Records for the exercise:
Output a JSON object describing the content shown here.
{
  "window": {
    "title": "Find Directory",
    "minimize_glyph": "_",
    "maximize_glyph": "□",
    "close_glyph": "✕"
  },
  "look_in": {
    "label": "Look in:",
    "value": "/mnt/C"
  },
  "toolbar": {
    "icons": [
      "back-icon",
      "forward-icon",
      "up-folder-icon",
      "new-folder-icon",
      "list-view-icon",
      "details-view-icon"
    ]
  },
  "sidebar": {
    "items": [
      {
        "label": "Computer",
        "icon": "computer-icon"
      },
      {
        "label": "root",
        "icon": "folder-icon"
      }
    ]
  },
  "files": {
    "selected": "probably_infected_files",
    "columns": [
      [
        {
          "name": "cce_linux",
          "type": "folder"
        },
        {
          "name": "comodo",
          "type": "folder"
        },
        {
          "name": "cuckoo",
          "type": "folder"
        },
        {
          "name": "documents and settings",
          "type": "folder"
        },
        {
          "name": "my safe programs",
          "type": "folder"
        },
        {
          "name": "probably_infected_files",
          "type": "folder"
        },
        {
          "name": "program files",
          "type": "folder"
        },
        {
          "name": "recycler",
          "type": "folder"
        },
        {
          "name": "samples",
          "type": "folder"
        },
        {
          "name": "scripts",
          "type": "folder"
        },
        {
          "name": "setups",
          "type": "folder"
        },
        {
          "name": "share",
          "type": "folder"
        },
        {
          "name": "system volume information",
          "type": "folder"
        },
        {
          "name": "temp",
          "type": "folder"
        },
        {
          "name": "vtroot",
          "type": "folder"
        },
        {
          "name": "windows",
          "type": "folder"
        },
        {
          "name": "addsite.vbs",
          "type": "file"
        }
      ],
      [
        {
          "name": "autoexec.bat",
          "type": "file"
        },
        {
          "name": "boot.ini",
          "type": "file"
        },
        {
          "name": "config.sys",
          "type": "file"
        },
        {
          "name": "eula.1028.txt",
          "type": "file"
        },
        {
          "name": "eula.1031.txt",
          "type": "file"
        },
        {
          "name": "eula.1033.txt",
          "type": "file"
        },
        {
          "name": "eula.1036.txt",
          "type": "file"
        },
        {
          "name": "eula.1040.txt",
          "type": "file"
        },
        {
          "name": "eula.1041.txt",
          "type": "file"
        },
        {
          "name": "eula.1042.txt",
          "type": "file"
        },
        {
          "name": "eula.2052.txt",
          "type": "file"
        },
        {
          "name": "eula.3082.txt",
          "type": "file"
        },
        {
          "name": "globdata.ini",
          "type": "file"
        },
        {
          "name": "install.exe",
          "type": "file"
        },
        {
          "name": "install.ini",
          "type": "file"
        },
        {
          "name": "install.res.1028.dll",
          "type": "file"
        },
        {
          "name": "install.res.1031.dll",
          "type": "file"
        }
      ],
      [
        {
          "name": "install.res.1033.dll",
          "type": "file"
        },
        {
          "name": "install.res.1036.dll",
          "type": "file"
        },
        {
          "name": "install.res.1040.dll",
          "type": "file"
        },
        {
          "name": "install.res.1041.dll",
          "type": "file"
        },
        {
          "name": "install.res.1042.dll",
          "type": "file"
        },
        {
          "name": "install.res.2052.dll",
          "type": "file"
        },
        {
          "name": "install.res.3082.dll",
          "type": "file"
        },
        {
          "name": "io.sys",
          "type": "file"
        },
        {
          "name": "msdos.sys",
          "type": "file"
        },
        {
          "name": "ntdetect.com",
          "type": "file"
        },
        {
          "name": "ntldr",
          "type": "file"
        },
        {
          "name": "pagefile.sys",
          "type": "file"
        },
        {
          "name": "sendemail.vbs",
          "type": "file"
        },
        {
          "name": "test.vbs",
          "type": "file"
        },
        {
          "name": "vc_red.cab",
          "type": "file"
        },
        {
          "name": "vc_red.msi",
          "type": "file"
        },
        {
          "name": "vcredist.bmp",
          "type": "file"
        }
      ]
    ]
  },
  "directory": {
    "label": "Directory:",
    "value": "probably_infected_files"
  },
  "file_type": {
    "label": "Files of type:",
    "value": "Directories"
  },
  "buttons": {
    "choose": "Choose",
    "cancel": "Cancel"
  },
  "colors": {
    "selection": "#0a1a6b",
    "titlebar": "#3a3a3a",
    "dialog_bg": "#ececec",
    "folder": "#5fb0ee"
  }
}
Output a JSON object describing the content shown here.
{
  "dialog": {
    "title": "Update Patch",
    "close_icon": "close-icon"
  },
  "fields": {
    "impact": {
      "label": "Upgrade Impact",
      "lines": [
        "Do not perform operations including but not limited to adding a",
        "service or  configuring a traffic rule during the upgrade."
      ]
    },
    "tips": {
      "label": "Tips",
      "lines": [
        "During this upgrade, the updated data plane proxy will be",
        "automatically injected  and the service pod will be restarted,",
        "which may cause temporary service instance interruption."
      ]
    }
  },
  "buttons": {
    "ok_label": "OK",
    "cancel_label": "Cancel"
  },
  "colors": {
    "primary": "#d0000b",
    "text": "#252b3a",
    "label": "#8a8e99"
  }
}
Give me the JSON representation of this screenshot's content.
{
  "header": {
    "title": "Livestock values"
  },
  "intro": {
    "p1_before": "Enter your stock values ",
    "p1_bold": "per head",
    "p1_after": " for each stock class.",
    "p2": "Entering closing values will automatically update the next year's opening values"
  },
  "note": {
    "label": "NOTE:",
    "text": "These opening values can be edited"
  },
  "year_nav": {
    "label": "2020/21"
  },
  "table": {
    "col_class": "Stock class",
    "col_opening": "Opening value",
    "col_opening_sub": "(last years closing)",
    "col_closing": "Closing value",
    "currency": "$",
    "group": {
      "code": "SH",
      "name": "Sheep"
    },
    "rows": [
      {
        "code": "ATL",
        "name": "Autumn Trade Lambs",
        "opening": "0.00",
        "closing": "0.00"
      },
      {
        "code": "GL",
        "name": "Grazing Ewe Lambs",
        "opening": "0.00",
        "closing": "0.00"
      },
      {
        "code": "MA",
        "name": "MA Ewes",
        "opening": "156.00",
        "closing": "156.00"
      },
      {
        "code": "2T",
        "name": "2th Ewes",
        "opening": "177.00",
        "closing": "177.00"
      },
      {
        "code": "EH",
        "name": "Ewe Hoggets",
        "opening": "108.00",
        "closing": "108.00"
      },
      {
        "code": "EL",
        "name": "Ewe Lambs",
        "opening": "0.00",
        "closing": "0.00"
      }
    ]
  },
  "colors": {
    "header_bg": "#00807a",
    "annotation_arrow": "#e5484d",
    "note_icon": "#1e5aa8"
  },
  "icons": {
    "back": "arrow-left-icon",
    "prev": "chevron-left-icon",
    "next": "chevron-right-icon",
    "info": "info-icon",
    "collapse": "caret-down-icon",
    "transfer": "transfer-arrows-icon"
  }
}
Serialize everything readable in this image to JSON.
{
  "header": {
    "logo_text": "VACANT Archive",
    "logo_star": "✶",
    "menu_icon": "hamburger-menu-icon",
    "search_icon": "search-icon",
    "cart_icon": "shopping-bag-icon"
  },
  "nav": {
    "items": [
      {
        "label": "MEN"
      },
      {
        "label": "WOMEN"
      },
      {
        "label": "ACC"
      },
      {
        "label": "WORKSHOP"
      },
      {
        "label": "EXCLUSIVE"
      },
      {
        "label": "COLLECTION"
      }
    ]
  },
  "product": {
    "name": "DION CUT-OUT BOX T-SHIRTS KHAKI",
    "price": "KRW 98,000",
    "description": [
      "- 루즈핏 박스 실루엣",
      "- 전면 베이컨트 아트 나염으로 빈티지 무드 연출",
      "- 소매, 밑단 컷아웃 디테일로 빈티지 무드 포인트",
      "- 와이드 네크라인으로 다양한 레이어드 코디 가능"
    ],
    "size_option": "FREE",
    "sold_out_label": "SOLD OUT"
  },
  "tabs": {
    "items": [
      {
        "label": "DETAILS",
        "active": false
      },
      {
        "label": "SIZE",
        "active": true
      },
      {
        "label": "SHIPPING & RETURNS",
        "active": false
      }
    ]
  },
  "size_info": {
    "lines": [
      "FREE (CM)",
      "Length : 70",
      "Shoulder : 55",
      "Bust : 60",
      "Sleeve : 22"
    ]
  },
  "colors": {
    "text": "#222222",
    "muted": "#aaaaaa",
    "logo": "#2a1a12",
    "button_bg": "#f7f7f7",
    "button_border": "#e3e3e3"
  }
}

Set problem:
Only the lines from the one containing "Serialize everything readable" through the end of the material should be reproduced, exactly, with both ends included.

Task solution:
Serialize everything readable in this image to JSON.
{
  "header": {
    "logo_text": "VACANT Archive",
    "logo_star": "✶",
    "menu_icon": "hamburger-menu-icon",
    "search_icon": "search-icon",
    "cart_icon": "shopping-bag-icon"
  },
  "nav": {
    "items": [
      {
        "label": "MEN"
      },
      {
        "label": "WOMEN"
      },
      {
        "label": "ACC"
      },
      {
        "label": "WORKSHOP"
      },
      {
        "label": "EXCLUSIVE"
      },
      {
        "label": "COLLECTION"
      }
    ]
  },
  "product": {
    "name": "DION CUT-OUT BOX T-SHIRTS KHAKI",
    "price": "KRW 98,000",
    "description": [
      "- 루즈핏 박스 실루엣",
      "- 전면 베이컨트 아트 나염으로 빈티지 무드 연출",
      "- 소매, 밑단 컷아웃 디테일로 빈티지 무드 포인트",
      "- 와이드 네크라인으로 다양한 레이어드 코디 가능"
    ],
    "size_option": "FREE",
    "sold_out_label": "SOLD OUT"
  },
  "tabs": {
    "items": [
      {
        "label": "DETAILS",
        "active": false
      },
      {
        "label": "SIZE",
        "active": true
      },
      {
        "label": "SHIPPING & RETURNS",
        "active": false
      }
    ]
  },
  "size_info": {
    "lines": [
      "FREE (CM)",
      "Length : 70",
      "Shoulder : 55",
      "Bust : 60",
      "Sleeve : 22"
    ]
  },
  "colors": {
    "text": "#222222",
    "muted": "#aaaaaa",
    "logo": "#2a1a12",
    "button_bg": "#f7f7f7",
    "button_border": "#e3e3e3"
  }
}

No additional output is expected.